[Start MATERIAL FOR THIS EXERCISE]
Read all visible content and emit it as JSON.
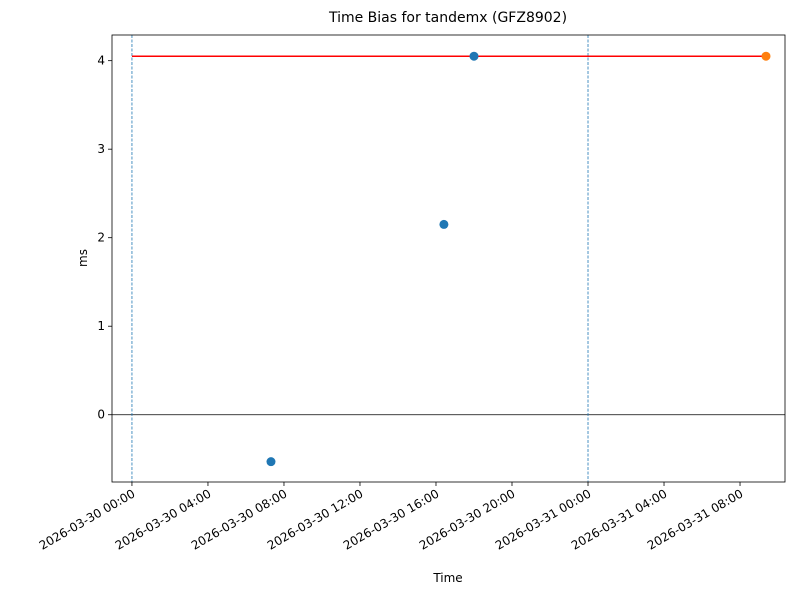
{
  "chart_data": {
    "type": "scatter",
    "title": "Time Bias for tandemx (GFZ8902)",
    "xlabel": "Time",
    "ylabel": "ms",
    "xlim": [
      "2026-03-29 22:57",
      "2026-03-31 10:22"
    ],
    "ylim": [
      -0.76,
      4.29
    ],
    "xticks": [
      "2026-03-30 00:00",
      "2026-03-30 04:00",
      "2026-03-30 08:00",
      "2026-03-30 12:00",
      "2026-03-30 16:00",
      "2026-03-30 20:00",
      "2026-03-31 00:00",
      "2026-03-31 04:00",
      "2026-03-31 08:00"
    ],
    "yticks": [
      0,
      1,
      2,
      3,
      4
    ],
    "hline": {
      "y": 0,
      "color": "#000000"
    },
    "vlines": {
      "x": [
        "2026-03-30 00:00",
        "2026-03-31 00:00"
      ],
      "color": "#1f77b4"
    },
    "series": [
      {
        "style": "line",
        "color": "#ff0000",
        "x": [
          "2026-03-30 00:00",
          "2026-03-31 09:22"
        ],
        "values": [
          4.05,
          4.05
        ]
      },
      {
        "style": "points",
        "color": "#1f77b4",
        "x": [
          "2026-03-30 07:19",
          "2026-03-30 16:25",
          "2026-03-30 18:00"
        ],
        "values": [
          -0.53,
          2.15,
          4.05
        ]
      },
      {
        "style": "points",
        "color": "#ff7f0e",
        "x": [
          "2026-03-31 09:22"
        ],
        "values": [
          4.05
        ]
      }
    ]
  }
}
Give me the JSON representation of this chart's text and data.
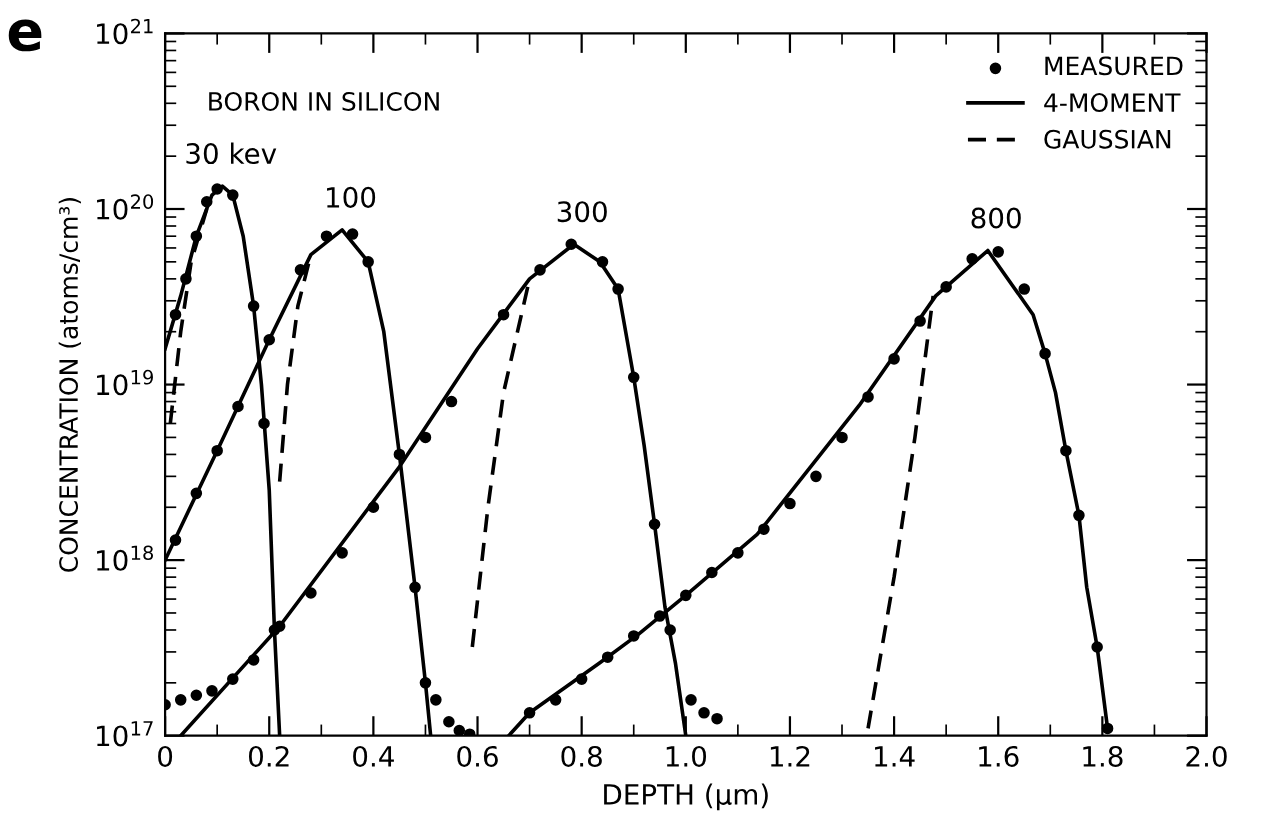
{
  "chart_data": {
    "type": "line",
    "xlabel": "DEPTH (μm)",
    "ylabel": "CONCENTRATION (atoms/cm³)",
    "log": "y",
    "xlim": [
      0,
      2.0
    ],
    "ylim": [
      1e+17,
      1e+21
    ],
    "xticks": [
      0,
      0.2,
      0.4,
      0.6,
      0.8,
      {
        "value": 1.0,
        "label": "1.0"
      },
      1.2,
      1.4,
      1.6,
      1.8,
      {
        "value": 2.0,
        "label": "2.0"
      }
    ],
    "yticks": [
      {
        "value": 1e+17,
        "label": "10$^{17}$"
      },
      {
        "value": 1e+18,
        "label": "10$^{18}$"
      },
      {
        "value": 1e+19,
        "label": "10$^{19}$"
      },
      {
        "value": 1e+20,
        "label": "10$^{20}$"
      },
      {
        "value": 1e+21,
        "label": "10$^{21}$"
      }
    ],
    "grid": false,
    "legend": "top right",
    "annotations": [
      "e",
      "BORON IN SILICON",
      {
        "text": "30 kev",
        "x": 0.11,
        "y": 1.35e+20
      },
      {
        "text": "100",
        "x": 0.34,
        "y": 7.6e+19
      },
      {
        "text": "300",
        "x": 0.785,
        "y": 6.3e+19
      },
      {
        "text": "800",
        "x": 1.58,
        "y": 5.8e+19
      }
    ],
    "series": [
      {
        "type": "scatter",
        "name": "MEASURED",
        "color": "#000000",
        "marker": "circle",
        "x": [
          0.02,
          0.04,
          0.06,
          0.08,
          0.1,
          0.13,
          0.17,
          0.19,
          0.21,
          0.02,
          0.06,
          0.1,
          0.14,
          0.2,
          0.26,
          0.31,
          0.36,
          0.39,
          0.45,
          0.48,
          0.5,
          0.52,
          0.545,
          0.565,
          0.585,
          0,
          0.03,
          0.06,
          0.09,
          0.13,
          0.17,
          0.22,
          0.28,
          0.34,
          0.4,
          0.5,
          0.55,
          0.65,
          0.72,
          0.78,
          0.84,
          0.87,
          0.9,
          0.94,
          0.97,
          1.01,
          1.035,
          1.06,
          0.7,
          0.75,
          0.8,
          0.85,
          0.9,
          0.95,
          1.0,
          1.05,
          1.1,
          1.15,
          1.2,
          1.25,
          1.3,
          1.35,
          1.4,
          1.45,
          1.5,
          1.55,
          1.6,
          1.65,
          1.69,
          1.73,
          1.755,
          1.79,
          1.81
        ],
        "values": [
          2.5e+19,
          4e+19,
          7e+19,
          1.1e+20,
          1.3e+20,
          1.2e+20,
          2.8e+19,
          6e+18,
          4e+17,
          1.3e+18,
          2.4e+18,
          4.2e+18,
          7.5e+18,
          1.8e+19,
          4.5e+19,
          7e+19,
          7.2e+19,
          5e+19,
          4e+18,
          7e+17,
          2e+17,
          1.6e+17,
          1.2e+17,
          1.07e+17,
          1.02e+17,
          1.5e+17,
          1.6e+17,
          1.7e+17,
          1.8e+17,
          2.1e+17,
          2.7e+17,
          4.2e+17,
          6.5e+17,
          1.1e+18,
          2e+18,
          5e+18,
          8e+18,
          2.5e+19,
          4.5e+19,
          6.3e+19,
          5e+19,
          3.5e+19,
          1.1e+19,
          1.6e+18,
          4e+17,
          1.6e+17,
          1.35e+17,
          1.25e+17,
          1.35e+17,
          1.6e+17,
          2.1e+17,
          2.8e+17,
          3.7e+17,
          4.8e+17,
          6.3e+17,
          8.5e+17,
          1.1e+18,
          1.5e+18,
          2.1e+18,
          3e+18,
          5e+18,
          8.5e+18,
          1.4e+19,
          2.3e+19,
          3.6e+19,
          5.2e+19,
          5.7e+19,
          3.5e+19,
          1.5e+19,
          4.2e+18,
          1.8e+18,
          3.2e+17,
          1.1e+17
        ]
      },
      {
        "name": "4-MOMENT",
        "color": "#000000",
        "line_style": "solid",
        "x": [
          0,
          0.03,
          0.06,
          0.09,
          0.11,
          0.13,
          0.15,
          0.17,
          0.185,
          0.2,
          0.21,
          0.22
        ],
        "values": [
          1.6e+19,
          3.2e+19,
          7e+19,
          1.2e+20,
          1.35e+20,
          1.2e+20,
          7e+19,
          2.8e+19,
          1e+19,
          2.5e+18,
          4e+17,
          1e+17
        ]
      },
      {
        "color": "#000000",
        "line_style": "solid",
        "x": [
          0,
          0.1,
          0.2,
          0.28,
          0.34,
          0.39,
          0.42,
          0.45,
          0.48,
          0.5,
          0.51
        ],
        "values": [
          1e+18,
          4.2e+18,
          1.8e+19,
          5.5e+19,
          7.6e+19,
          5e+19,
          2e+19,
          4e+18,
          7e+17,
          2e+17,
          1e+17
        ]
      },
      {
        "color": "#000000",
        "line_style": "solid",
        "x": [
          0.03,
          0.22,
          0.45,
          0.6,
          0.7,
          0.785,
          0.835,
          0.87,
          0.9,
          0.92,
          0.94,
          0.96,
          0.98,
          1.0
        ],
        "values": [
          1e+17,
          4.2e+17,
          3.4e+18,
          1.6e+19,
          4e+19,
          6.3e+19,
          5e+19,
          3.5e+19,
          1.1e+19,
          4.5e+18,
          1.6e+18,
          5.4e+17,
          2.6e+17,
          1e+17
        ]
      },
      {
        "color": "#000000",
        "line_style": "solid",
        "x": [
          0.66,
          0.7,
          0.835,
          0.91,
          1.0,
          1.137,
          1.333,
          1.48,
          1.58,
          1.667,
          1.69,
          1.71,
          1.73,
          1.755,
          1.77,
          1.79,
          1.81
        ],
        "values": [
          1e+17,
          1.35e+17,
          2.6e+17,
          3.8e+17,
          6.3e+17,
          1.4e+18,
          7.6e+18,
          3.2e+19,
          5.8e+19,
          2.5e+19,
          1.5e+19,
          9e+18,
          4.2e+18,
          1.8e+18,
          7e+17,
          3.2e+17,
          1.1e+17
        ]
      },
      {
        "name": "GAUSSIAN",
        "color": "#000000",
        "line_style": "dashed",
        "x": [
          0.01,
          0.03,
          0.05,
          0.08
        ],
        "values": [
          6e+18,
          2e+19,
          5e+19,
          1e+20
        ]
      },
      {
        "color": "#000000",
        "line_style": "dashed",
        "x": [
          0.22,
          0.235,
          0.255,
          0.28
        ],
        "values": [
          2.8e+18,
          1e+19,
          2.8e+19,
          5.5e+19
        ]
      },
      {
        "color": "#000000",
        "line_style": "dashed",
        "x": [
          0.59,
          0.62,
          0.65,
          0.7
        ],
        "values": [
          3.2e+17,
          2e+18,
          9e+18,
          4e+19
        ]
      },
      {
        "color": "#000000",
        "line_style": "dashed",
        "x": [
          1.35,
          1.4,
          1.44,
          1.475
        ],
        "values": [
          1.1e+17,
          8e+17,
          5e+18,
          3.2e+19
        ]
      }
    ]
  }
}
[End MATERIAL FOR THIS EXERCISE]
WHAT YOU NEED TO DO => Pull out every line of the records above that contains the word "type".

OUTPUT BELOW =>
    "type": "scatter",
    "type": "line",
        "type": "scatter",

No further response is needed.